[Start QUOTED PASSAGE]

§ 51.4     Preconfirmation Assumption and Rejection of Leases and Executory Contracts after BAPCPA
Cite as:    Keith M. Lundin, Lundin On Chapter 13, § 51.4, at ¶ ____, LundinOnChapter13.com (last visited __________).
[1]

BAPCPA makes the preconfirmation period more active for Chapter 13 debtors and creditors with respect to executory contracts and unexpired leases. Section 1322(b)(7) has always permitted a Chapter 13 debtor to provide for the assumption, rejection or assignment of any executory contract or unexpired lease through the Chapter 13 plan.1 Chapter 13 debtors can still assume, reject or assign unexpired leases and executory contracts between the petition and confirmation.2 Unless the court fixes an earlier time, § 365(d)(2) gives Chapter 13 debtors until confirmation to assume or reject an executory contract or unexpired lease of residential real property or of personal property.3 But other changes by BAPCPA accelerate the time within which a Chapter 13 debtor must act to save some contracts and leases, and the conditions for assumption have been changed. New obligations to make preconfirmation payments to some lessors will inspire Chapter 13 debtors to quickly reject some executory contracts.

[End QUOTED PASSAGE]

## TASK INSTRUCTIONS
(A) In the section on Chapter 13 leases and executory contracts, unless the court fixes an earlier time, by what point does § 365(d)(2) give Chapter 13 debtors to assume or reject an executory contract or unexpired lease of residential real property or of personal property?
(B) Carry on the section on Chapter 13 leases and executory contracts, picking up after its final sentence.

[Start DATA SHOWN]

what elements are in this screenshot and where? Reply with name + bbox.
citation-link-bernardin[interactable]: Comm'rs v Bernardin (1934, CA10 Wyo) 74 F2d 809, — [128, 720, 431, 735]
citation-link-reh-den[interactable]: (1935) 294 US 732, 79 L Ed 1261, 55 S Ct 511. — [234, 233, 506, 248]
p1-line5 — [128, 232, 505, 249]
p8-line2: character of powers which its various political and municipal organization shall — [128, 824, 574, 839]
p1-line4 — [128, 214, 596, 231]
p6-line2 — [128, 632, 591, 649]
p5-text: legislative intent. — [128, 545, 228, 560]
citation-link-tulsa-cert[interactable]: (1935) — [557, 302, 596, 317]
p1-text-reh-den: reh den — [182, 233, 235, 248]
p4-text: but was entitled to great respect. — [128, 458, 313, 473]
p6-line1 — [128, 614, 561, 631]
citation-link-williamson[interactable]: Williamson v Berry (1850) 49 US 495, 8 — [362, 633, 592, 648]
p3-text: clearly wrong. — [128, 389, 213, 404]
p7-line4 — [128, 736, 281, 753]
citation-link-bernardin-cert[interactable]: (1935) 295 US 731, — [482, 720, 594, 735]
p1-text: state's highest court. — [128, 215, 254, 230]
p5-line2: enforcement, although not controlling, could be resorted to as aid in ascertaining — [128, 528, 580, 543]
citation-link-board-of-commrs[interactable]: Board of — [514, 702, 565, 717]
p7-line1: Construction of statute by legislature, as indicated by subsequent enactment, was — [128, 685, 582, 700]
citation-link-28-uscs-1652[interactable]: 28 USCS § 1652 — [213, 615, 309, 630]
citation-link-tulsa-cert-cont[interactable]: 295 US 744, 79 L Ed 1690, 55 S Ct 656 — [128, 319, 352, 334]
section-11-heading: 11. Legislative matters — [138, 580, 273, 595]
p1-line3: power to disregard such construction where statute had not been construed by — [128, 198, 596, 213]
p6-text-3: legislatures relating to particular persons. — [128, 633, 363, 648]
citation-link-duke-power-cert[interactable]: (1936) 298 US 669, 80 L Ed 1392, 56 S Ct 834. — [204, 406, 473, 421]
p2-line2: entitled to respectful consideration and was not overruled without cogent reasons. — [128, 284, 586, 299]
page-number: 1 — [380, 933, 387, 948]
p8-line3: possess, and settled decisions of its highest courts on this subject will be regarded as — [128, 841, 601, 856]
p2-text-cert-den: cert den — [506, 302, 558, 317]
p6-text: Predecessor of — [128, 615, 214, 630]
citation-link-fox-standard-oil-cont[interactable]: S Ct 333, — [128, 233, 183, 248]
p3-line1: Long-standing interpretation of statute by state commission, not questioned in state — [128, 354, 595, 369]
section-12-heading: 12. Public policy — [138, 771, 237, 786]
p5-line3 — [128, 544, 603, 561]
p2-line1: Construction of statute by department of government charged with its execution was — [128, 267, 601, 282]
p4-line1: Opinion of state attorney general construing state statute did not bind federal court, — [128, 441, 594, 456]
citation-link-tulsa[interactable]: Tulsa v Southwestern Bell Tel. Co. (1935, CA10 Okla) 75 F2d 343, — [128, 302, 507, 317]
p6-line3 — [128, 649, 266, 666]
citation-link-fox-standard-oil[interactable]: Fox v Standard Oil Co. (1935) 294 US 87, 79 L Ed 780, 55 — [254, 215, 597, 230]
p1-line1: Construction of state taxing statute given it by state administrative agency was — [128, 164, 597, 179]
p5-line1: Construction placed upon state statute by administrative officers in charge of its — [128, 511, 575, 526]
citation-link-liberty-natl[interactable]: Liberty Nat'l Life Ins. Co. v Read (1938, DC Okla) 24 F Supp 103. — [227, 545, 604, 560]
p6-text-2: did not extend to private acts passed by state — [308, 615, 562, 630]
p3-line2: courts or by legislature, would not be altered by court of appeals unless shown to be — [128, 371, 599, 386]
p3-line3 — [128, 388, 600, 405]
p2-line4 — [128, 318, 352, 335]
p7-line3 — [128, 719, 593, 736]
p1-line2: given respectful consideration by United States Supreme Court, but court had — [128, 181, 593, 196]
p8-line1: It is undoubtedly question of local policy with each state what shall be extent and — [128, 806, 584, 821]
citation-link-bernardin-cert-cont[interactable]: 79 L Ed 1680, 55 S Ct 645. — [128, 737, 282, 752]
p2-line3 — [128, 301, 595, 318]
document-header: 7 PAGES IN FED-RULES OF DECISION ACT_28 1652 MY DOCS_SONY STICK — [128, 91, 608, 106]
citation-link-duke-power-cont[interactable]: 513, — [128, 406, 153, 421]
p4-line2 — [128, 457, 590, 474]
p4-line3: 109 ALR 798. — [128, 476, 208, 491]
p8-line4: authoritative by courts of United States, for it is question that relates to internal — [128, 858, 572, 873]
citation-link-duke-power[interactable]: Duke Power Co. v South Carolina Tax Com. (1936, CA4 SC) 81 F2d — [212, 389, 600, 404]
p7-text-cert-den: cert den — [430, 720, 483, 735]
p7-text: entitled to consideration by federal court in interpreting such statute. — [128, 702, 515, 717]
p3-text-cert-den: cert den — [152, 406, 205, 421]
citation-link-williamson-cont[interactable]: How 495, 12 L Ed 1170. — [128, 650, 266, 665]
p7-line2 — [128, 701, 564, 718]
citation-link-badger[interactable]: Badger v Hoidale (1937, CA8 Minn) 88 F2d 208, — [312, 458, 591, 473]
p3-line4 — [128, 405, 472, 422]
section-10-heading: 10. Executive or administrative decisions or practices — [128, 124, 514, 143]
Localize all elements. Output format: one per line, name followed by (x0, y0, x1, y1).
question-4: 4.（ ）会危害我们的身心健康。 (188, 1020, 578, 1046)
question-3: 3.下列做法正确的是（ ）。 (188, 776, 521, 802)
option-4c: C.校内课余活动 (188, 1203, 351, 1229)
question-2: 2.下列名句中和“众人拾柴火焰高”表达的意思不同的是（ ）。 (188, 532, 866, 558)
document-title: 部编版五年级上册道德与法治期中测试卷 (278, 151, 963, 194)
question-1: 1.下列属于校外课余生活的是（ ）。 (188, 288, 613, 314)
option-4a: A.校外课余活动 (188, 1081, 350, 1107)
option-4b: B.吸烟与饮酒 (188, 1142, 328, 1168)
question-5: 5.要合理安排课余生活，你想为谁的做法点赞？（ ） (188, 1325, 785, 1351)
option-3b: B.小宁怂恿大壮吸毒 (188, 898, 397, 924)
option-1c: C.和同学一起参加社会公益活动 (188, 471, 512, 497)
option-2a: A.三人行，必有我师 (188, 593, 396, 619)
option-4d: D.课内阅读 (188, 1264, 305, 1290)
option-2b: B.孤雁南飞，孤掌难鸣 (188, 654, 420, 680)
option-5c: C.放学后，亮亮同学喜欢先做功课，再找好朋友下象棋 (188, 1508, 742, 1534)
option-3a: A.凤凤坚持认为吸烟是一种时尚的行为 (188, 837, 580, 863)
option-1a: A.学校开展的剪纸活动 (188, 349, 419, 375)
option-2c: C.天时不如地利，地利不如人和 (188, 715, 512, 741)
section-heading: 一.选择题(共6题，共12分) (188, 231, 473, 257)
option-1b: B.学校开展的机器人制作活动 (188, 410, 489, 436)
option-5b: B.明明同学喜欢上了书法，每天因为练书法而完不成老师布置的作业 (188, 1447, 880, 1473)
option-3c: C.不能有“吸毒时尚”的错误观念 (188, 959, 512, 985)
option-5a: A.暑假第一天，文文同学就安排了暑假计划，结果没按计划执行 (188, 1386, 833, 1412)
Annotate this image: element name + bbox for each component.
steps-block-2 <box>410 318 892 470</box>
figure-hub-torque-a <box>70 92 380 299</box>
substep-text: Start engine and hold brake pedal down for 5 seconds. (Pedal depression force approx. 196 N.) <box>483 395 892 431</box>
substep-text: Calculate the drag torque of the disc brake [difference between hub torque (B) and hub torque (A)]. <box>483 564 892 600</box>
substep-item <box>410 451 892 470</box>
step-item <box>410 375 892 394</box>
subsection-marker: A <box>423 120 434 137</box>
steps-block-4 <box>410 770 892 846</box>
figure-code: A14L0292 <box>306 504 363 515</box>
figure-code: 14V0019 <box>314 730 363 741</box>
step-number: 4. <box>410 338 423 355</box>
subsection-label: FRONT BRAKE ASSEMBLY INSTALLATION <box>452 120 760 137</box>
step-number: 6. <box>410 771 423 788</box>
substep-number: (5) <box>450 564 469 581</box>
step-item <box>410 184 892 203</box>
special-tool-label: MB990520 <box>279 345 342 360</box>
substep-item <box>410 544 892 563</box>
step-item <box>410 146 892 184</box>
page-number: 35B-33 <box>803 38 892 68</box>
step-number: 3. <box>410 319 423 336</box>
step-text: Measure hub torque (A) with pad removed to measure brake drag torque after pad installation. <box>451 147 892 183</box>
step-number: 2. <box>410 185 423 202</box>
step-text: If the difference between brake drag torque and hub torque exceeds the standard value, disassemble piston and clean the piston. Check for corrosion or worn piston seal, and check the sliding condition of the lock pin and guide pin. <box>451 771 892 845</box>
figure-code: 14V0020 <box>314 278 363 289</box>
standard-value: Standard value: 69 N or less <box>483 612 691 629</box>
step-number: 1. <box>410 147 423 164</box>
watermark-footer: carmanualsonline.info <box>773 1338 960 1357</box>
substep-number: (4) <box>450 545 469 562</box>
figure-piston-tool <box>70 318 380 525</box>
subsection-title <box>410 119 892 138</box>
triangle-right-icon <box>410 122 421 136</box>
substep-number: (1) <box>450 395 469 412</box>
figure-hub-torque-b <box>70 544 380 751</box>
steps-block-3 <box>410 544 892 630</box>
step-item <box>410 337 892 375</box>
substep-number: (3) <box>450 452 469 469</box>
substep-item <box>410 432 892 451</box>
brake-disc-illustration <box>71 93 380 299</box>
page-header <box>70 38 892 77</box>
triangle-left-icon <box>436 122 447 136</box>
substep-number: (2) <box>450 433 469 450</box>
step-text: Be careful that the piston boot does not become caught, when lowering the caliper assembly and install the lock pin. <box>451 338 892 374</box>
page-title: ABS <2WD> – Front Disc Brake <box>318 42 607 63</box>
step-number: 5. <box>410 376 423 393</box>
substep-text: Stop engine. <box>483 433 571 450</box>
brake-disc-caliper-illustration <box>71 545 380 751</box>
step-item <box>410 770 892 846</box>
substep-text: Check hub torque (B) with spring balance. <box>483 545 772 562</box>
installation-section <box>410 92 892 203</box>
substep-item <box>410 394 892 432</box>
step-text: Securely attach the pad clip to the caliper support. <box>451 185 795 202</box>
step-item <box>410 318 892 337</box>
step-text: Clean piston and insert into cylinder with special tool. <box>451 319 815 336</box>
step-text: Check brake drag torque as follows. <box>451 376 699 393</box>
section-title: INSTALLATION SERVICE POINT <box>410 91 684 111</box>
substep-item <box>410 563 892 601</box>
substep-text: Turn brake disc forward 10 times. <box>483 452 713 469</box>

[End DATA SHOWN]

## TASK RESPONSES
(A) Until confirmation.

(B)
[2]

First, there are peculiar new provisions dealing with residential leases, prepetition eviction actions and the automatic stay. Detailed elsewhere,4 if the Chapter 13 debtor is the tenant under a residential lease and the lessor obtained a prepetition judgment for possession, the automatic stay is terminated with respect to the continuation of an eviction or unlawful detainer action unless the debtor files with the petition and serves on the lessor a certification that state law would permit cure of the monetary default that gave rise to the judgment for possession and the debtor deposits with the clerk of the bankruptcy court rent that would become due during the 30 days after the petition.5 If the debtor files the certification and deposits rent, the automatic stay remains in effect and the debtor has 30 days after the petition in which to cure “the entire monetary default that gave rise to the judgment.”6 If the debtor fails to file the certification or fails to deposit rent or fails to cure the entire prepetition default within 30 days of the petition, the automatic stay terminates under new § 362(b)(22) and the lessor is free to proceed with the eviction or unlawful detainer action that was pending at the petition.

[3]

All of the new requirements and potential consequences in § 362(b)(22) and (l) will happen during the first 30 days of the Chapter 13 case. A debtor who comes into Chapter 13 with a pending eviction action and a prepetition judgment for possession of residential property must act with the petition and then within 30 days else the automatic stay evaporates.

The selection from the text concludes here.